### PROVIDED PASSAGE
▬▬▬▬▬▬

Quote from: nate77 on December 11, 2014, 03:47:21 PM
This topic is actually why I started building pedals. I (as so many others) thought that the answer to my sound was a handwired TS that came out a few years ago. When I started looking into what made that pedal $350 over the $100-150 other TS models I came to the conclusion that there couldn't be $200+ more magic in that box (and of course, I didn't have $350 to drop on a pedal). I started looking around and found sites like this gem and others (although this is my daily mainstay for info and all), now I've built about 100 pedals, MOST of which work.... Since then I have affirmed my original conclusion that pretty boxes are nice and help me look cool as I rock out on stage but really the benefit stops there. I have built so many pedals that I couldn't otherwise afford, an have found some amazing circuits an some big disappointments, and am often surprised by which ones I love and vise versa. I have modded some common pedals where a few component changes (higher quality components, no value change) has made a decent improvement  (boss pedals mostly), and modded others to the extent of component value changes which great results (cry baby, OCD, marshall jackhammer).  I'd be lying if I told you the flair and shine of a new pedal doesn't get me excited now and then, but then I do a little digging to find its pretty much a ever so slightly modified version of something I already have. Matter of fact, I'm surprised that more musicians that buy audio products like effects and such don't do a little digging instead of so readily spending their cash on hyped up knockoffs.

▬▬▬▬▬▬

### GOALS
[a] Please list the pedals that the pedal-building post says were modded with component value changes.
[b] Decide whether each statement agrees with the pedal-building post, giving yes or no and quoting the words that settle it.
(i) The writer has built about 100 pedals.
(ii) Every pedal the writer built works.
(iii) The handwired TS cost $150.
[c] Answer these from the pedal-building post.
(i) On what date and at what time was the quoted post made?
(ii) Which pedals mostly saw a decent improvement from higher quality components with no value change?
(iii) What amount did the writer not have to drop on a pedal?

### Extracted records
▬▬▬▬▬▬

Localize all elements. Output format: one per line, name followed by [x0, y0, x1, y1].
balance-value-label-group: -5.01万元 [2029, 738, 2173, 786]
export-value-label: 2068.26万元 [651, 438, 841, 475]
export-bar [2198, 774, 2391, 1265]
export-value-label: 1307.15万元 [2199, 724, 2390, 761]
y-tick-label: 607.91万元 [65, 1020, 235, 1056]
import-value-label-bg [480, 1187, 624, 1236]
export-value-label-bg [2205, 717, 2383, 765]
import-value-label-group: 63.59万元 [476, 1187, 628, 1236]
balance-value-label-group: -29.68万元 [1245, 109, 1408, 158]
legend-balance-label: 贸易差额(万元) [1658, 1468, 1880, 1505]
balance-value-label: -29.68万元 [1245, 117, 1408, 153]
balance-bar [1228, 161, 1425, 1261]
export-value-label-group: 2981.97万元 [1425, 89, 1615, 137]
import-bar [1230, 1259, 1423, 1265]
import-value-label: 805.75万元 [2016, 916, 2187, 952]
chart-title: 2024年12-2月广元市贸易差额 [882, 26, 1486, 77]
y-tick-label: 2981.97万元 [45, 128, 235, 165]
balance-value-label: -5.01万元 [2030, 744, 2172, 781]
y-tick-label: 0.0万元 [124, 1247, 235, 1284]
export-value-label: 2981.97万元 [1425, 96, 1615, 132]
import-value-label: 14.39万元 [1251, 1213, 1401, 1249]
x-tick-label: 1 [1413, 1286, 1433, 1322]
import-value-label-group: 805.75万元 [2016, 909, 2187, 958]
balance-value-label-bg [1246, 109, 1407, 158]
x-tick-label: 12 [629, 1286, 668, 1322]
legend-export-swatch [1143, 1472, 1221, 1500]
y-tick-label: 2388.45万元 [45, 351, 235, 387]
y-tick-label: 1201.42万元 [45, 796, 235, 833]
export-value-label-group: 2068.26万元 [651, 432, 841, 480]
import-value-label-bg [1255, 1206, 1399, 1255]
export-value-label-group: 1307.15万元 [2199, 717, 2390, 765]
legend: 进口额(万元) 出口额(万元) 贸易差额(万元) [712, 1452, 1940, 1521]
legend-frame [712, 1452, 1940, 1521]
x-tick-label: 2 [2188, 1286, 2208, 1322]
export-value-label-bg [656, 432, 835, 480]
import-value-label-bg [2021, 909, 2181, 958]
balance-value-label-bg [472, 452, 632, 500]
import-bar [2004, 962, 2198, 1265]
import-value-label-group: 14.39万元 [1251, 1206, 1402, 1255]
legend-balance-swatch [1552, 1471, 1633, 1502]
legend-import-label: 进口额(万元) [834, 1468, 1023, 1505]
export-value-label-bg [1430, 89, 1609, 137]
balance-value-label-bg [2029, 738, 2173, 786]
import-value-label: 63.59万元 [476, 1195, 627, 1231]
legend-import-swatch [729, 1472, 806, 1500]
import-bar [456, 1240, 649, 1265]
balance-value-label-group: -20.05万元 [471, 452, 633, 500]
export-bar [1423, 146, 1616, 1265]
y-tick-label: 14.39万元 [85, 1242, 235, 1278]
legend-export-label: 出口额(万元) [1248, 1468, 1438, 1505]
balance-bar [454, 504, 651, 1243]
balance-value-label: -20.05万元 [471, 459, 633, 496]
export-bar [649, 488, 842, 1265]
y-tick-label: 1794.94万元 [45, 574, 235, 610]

▬▬▬▬▬▬

### ANSWERS TO THE TASKS
[a] cry baby, OCD, marshall jackhammer

[b]
(i) Yes: "now I've built about 100 pedals"
(ii) No: "MOST of which work"
(iii) No: "made that pedal $350 over the $100-150 other TS models"

[c]
(i) December 11, 2014, 03:47:21 PM
(ii) Boss pedals
(iii) $350